== Task statement ==
Give every line of the records below as a JSON list of strings, one string per line and no blank lines.

== Material for the task ==
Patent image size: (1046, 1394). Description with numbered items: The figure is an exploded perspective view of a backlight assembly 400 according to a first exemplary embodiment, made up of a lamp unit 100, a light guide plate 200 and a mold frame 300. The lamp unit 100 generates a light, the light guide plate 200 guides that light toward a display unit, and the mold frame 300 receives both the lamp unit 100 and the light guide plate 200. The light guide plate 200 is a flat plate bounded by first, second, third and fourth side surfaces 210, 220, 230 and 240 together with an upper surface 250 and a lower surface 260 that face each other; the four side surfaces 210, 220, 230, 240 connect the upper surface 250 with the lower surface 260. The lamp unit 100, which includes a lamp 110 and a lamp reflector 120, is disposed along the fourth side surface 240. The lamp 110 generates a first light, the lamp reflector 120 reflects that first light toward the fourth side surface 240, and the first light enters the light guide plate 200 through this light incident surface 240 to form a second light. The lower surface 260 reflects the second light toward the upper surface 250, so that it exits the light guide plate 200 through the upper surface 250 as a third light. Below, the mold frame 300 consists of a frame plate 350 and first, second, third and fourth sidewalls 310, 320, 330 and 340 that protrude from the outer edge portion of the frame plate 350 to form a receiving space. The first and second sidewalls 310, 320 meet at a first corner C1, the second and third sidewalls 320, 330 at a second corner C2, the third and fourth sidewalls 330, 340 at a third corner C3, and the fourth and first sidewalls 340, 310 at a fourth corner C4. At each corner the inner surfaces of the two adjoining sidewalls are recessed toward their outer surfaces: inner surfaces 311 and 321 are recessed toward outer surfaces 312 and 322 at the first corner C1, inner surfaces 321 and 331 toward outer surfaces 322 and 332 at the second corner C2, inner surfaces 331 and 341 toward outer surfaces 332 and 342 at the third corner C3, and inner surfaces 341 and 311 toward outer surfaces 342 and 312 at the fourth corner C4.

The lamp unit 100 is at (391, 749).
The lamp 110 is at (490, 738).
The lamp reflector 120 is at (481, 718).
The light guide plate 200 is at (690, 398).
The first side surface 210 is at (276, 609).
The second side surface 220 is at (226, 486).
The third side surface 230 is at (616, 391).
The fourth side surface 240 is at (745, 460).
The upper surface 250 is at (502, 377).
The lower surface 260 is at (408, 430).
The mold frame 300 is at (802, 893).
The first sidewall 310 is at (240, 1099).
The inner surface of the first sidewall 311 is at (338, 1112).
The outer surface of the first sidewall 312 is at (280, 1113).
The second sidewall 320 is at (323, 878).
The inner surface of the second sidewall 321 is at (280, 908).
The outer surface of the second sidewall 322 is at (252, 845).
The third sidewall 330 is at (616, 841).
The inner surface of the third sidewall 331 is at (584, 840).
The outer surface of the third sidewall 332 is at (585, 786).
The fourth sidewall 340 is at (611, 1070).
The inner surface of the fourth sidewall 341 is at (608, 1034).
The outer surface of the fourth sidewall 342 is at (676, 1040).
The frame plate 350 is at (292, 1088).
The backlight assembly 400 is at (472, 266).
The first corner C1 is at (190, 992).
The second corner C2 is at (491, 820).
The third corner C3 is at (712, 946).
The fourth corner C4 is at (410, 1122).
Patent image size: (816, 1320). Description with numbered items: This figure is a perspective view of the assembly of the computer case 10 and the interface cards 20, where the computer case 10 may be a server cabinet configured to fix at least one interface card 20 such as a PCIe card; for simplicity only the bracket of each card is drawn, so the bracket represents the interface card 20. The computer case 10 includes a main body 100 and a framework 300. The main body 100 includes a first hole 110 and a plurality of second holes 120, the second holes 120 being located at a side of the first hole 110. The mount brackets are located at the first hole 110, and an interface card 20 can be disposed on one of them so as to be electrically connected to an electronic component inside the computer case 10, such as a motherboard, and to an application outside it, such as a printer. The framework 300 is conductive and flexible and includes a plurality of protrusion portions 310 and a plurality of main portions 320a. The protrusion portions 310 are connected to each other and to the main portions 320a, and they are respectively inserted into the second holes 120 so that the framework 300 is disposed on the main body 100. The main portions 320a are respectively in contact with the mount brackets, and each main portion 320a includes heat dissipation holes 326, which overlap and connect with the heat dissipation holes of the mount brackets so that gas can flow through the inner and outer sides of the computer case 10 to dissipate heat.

== Result for this exercise ==
[
  "Patent image size: (1046, 1394). Description with numbered items: The figure is an exploded perspective view of a backlight assembly 400 according to a first exemplary embodiment, made up of a lamp unit 100, a light guide plate 200 and a mold frame 300. The lamp unit 100 generates a light, the light guide plate 200 guides that light toward a display unit, and the mold frame 300 receives both the lamp unit 100 and the light guide plate 200. The light guide plate 200 is a flat plate bounded by first, second, third and fourth side surfaces 210, 220, 230 and 240 together with an upper surface 250 and a lower surface 260 that face each other; the four side surfaces 210, 220, 230, 240 connect the upper surface 250 with the lower surface 260. The lamp unit 100, which includes a lamp 110 and a lamp reflector 120, is disposed along the fourth side surface 240. The lamp 110 generates a first light, the lamp reflector 120 reflects that first light toward the fourth side surface 240, and the first light enters the light guide plate 200 through this light incident surface 240 to form a second light. The lower surface 260 reflects the second light toward the upper surface 250, so that it exits the light guide plate 200 through the upper surface 250 as a third light. Below, the mold frame 300 consists of a frame plate 350 and first, second, third and fourth sidewalls 310, 320, 330 and 340 that protrude from the outer edge portion of the frame plate 350 to form a receiving space. The first and second sidewalls 310, 320 meet at a first corner C1, the second and third sidewalls 320, 330 at a second corner C2, the third and fourth sidewalls 330, 340 at a third corner C3, and the fourth and first sidewalls 340, 310 at a fourth corner C4. At each corner the inner surfaces of the two adjoining sidewalls are recessed toward their outer surfaces: inner surfaces 311 and 321 are recessed toward outer surfaces 312 and 322 at the first corner C1, inner surfaces 321 and 331 toward outer surfaces 322 and 332 at the second corner C2, inner surfaces 331 and 341 toward outer surfaces 332 and 342 at the third corner C3, and inner surfaces 341 and 311 toward outer surfaces 342 and 312 at the fourth corner C4.",
  "The lamp unit 100 is at (391, 749).",
  "The lamp 110 is at (490, 738).",
  "The lamp reflector 120 is at (481, 718).",
  "The light guide plate 200 is at (690, 398).",
  "The first side surface 210 is at (276, 609).",
  "The second side surface 220 is at (226, 486).",
  "The third side surface 230 is at (616, 391).",
  "The fourth side surface 240 is at (745, 460).",
  "The upper surface 250 is at (502, 377).",
  "The lower surface 260 is at (408, 430).",
  "The mold frame 300 is at (802, 893).",
  "The first sidewall 310 is at (240, 1099).",
  "The inner surface of the first sidewall 311 is at (338, 1112).",
  "The outer surface of the first sidewall 312 is at (280, 1113).",
  "The second sidewall 320 is at (323, 878).",
  "The inner surface of the second sidewall 321 is at (280, 908).",
  "The outer surface of the second sidewall 322 is at (252, 845).",
  "The third sidewall 330 is at (616, 841).",
  "The inner surface of the third sidewall 331 is at (584, 840).",
  "The outer surface of the third sidewall 332 is at (585, 786).",
  "The fourth sidewall 340 is at (611, 1070).",
  "The inner surface of the fourth sidewall 341 is at (608, 1034).",
  "The outer surface of the fourth sidewall 342 is at (676, 1040).",
  "The frame plate 350 is at (292, 1088).",
  "The backlight assembly 400 is at (472, 266).",
  "The first corner C1 is at (190, 992).",
  "The second corner C2 is at (491, 820).",
  "The third corner C3 is at (712, 946).",
  "The fourth corner C4 is at (410, 1122).",
  "Patent image size: (816, 1320). Description with numbered items: This figure is a perspective view of the assembly of the computer case 10 and the interface cards 20, where the computer case 10 may be a server cabinet configured to fix at least one interface card 20 such as a PCIe card; for simplicity only the bracket of each card is drawn, so the bracket represents the interface card 20. The computer case 10 includes a main body 100 and a framework 300. The main body 100 includes a first hole 110 and a plurality of second holes 120, the second holes 120 being located at a side of the first hole 110. The mount brackets are located at the first hole 110, and an interface card 20 can be disposed on one of them so as to be electrically connected to an electronic component inside the computer case 10, such as a motherboard, and to an application outside it, such as a printer. The framework 300 is conductive and flexible and includes a plurality of protrusion portions 310 and a plurality of main portions 320a. The protrusion portions 310 are connected to each other and to the main portions 320a, and they are respectively inserted into the second holes 120 so that the framework 300 is disposed on the main body 100. The main portions 320a are respectively in contact with the mount brackets, and each main portion 320a includes heat dissipation holes 326, which overlap and connect with the heat dissipation holes of the mount brackets so that gas can flow through the inner and outer sides of the computer case 10 to dissipate heat."
]